__To do__
Word for word, retype every entry in the listing.

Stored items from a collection
------------------------------------------------------------
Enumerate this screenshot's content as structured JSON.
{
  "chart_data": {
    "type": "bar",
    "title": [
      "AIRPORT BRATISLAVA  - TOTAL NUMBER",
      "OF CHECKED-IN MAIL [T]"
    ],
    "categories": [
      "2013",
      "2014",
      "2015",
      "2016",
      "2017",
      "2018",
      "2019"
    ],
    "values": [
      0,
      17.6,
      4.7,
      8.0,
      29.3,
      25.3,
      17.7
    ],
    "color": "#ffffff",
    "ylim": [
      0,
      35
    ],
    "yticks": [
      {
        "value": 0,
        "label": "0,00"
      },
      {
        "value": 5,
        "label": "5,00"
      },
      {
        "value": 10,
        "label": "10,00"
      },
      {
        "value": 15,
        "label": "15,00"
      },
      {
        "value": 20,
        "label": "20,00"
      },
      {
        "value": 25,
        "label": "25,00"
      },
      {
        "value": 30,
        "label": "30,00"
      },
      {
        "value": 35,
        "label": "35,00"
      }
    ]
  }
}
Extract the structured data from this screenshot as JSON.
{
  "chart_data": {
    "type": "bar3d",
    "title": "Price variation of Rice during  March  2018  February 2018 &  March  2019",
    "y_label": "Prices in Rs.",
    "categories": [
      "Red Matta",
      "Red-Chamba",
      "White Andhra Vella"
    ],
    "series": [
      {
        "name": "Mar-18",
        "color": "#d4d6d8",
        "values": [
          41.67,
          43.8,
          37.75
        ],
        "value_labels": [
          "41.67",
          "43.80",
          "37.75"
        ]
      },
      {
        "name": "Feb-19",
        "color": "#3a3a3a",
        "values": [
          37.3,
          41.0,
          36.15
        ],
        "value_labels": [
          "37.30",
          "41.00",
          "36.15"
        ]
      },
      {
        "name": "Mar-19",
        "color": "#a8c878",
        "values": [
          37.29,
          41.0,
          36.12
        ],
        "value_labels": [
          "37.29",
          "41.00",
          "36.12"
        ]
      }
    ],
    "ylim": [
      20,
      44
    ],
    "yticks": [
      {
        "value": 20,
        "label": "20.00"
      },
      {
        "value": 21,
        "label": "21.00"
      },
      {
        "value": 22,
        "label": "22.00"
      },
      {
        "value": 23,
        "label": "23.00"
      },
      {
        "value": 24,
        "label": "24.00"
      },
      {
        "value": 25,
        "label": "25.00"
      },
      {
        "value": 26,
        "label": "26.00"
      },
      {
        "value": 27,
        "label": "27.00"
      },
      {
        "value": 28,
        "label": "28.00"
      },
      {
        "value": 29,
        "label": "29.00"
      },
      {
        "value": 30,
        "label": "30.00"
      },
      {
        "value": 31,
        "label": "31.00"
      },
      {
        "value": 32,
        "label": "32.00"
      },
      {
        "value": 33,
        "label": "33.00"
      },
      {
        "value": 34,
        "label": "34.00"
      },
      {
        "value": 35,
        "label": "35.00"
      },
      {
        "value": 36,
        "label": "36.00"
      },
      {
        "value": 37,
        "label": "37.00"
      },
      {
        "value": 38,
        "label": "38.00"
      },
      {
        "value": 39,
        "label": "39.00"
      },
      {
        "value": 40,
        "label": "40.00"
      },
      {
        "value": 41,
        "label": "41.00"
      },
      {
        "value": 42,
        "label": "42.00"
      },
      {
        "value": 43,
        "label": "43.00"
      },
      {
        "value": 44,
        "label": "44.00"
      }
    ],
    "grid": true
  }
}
------------------------------------------------------------
__Reply to the exercise__
Enumerate this screenshot's content as structured JSON.
{
  "chart_data": {
    "type": "bar",
    "title": [
      "AIRPORT BRATISLAVA  - TOTAL NUMBER",
      "OF CHECKED-IN MAIL [T]"
    ],
    "categories": [
      "2013",
      "2014",
      "2015",
      "2016",
      "2017",
      "2018",
      "2019"
    ],
    "values": [
      0,
      17.6,
      4.7,
      8.0,
      29.3,
      25.3,
      17.7
    ],
    "color": "#ffffff",
    "ylim": [
      0,
      35
    ],
    "yticks": [
      {
        "value": 0,
        "label": "0,00"
      },
      {
        "value": 5,
        "label": "5,00"
      },
      {
        "value": 10,
        "label": "10,00"
      },
      {
        "value": 15,
        "label": "15,00"
      },
      {
        "value": 20,
        "label": "20,00"
      },
      {
        "value": 25,
        "label": "25,00"
      },
      {
        "value": 30,
        "label": "30,00"
      },
      {
        "value": 35,
        "label": "35,00"
      }
    ]
  }
}
Extract the structured data from this screenshot as JSON.
{
  "chart_data": {
    "type": "bar3d",
    "title": "Price variation of Rice during  March  2018  February 2018 &  March  2019",
    "y_label": "Prices in Rs.",
    "categories": [
      "Red Matta",
      "Red-Chamba",
      "White Andhra Vella"
    ],
    "series": [
      {
        "name": "Mar-18",
        "color": "#d4d6d8",
        "values": [
          41.67,
          43.8,
          37.75
        ],
        "value_labels": [
          "41.67",
          "43.80",
          "37.75"
        ]
      },
      {
        "name": "Feb-19",
        "color": "#3a3a3a",
        "values": [
          37.3,
          41.0,
          36.15
        ],
        "value_labels": [
          "37.30",
          "41.00",
          "36.15"
        ]
      },
      {
        "name": "Mar-19",
        "color": "#a8c878",
        "values": [
          37.29,
          41.0,
          36.12
        ],
        "value_labels": [
          "37.29",
          "41.00",
          "36.12"
        ]
      }
    ],
    "ylim": [
      20,
      44
    ],
    "yticks": [
      {
        "value": 20,
        "label": "20.00"
      },
      {
        "value": 21,
        "label": "21.00"
      },
      {
        "value": 22,
        "label": "22.00"
      },
      {
        "value": 23,
        "label": "23.00"
      },
      {
        "value": 24,
        "label": "24.00"
      },
      {
        "value": 25,
        "label": "25.00"
      },
      {
        "value": 26,
        "label": "26.00"
      },
      {
        "value": 27,
        "label": "27.00"
      },
      {
        "value": 28,
        "label": "28.00"
      },
      {
        "value": 29,
        "label": "29.00"
      },
      {
        "value": 30,
        "label": "30.00"
      },
      {
        "value": 31,
        "label": "31.00"
      },
      {
        "value": 32,
        "label": "32.00"
      },
      {
        "value": 33,
        "label": "33.00"
      },
      {
        "value": 34,
        "label": "34.00"
      },
      {
        "value": 35,
        "label": "35.00"
      },
      {
        "value": 36,
        "label": "36.00"
      },
      {
        "value": 37,
        "label": "37.00"
      },
      {
        "value": 38,
        "label": "38.00"
      },
      {
        "value": 39,
        "label": "39.00"
      },
      {
        "value": 40,
        "label": "40.00"
      },
      {
        "value": 41,
        "label": "41.00"
      },
      {
        "value": 42,
        "label": "42.00"
      },
      {
        "value": 43,
        "label": "43.00"
      },
      {
        "value": 44,
        "label": "44.00"
      }
    ],
    "grid": true
  }
}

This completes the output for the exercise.